EXERCISE REQUIREMENTS | Copy each line in the data that includes the word "value".

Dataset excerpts
§

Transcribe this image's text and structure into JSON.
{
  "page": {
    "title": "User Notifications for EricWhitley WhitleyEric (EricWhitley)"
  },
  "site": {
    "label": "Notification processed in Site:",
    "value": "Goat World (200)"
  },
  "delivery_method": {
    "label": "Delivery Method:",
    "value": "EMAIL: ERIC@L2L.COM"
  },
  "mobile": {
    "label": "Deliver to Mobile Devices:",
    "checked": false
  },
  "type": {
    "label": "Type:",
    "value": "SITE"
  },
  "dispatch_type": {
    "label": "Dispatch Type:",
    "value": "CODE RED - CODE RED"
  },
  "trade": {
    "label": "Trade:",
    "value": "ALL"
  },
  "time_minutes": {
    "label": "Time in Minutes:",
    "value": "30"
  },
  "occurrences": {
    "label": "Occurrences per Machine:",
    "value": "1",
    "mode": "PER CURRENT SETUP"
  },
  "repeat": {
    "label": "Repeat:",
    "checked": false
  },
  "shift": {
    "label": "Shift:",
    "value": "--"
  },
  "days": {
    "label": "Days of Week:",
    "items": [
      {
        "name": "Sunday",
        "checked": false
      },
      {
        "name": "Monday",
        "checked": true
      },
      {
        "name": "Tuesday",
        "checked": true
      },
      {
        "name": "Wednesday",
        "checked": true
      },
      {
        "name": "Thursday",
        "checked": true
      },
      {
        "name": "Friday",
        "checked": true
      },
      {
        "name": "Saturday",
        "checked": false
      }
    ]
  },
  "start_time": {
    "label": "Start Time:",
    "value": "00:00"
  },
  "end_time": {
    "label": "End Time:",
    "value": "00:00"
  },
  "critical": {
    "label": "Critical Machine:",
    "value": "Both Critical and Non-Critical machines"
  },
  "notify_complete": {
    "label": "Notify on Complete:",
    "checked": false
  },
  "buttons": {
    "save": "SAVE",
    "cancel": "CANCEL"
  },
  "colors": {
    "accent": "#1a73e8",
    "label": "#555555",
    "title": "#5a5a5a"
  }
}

§

ANSWER |
    "value": "Goat World (200)"
    "value": "EMAIL: ERIC@L2L.COM"
    "value": "SITE"
    "value": "CODE RED - CODE RED"
    "value": "ALL"
    "value": "30"
    "value": "1",
    "value": "--"
    "value": "00:00"
    "value": "00:00"
    "value": "Both Critical and Non-Critical machines"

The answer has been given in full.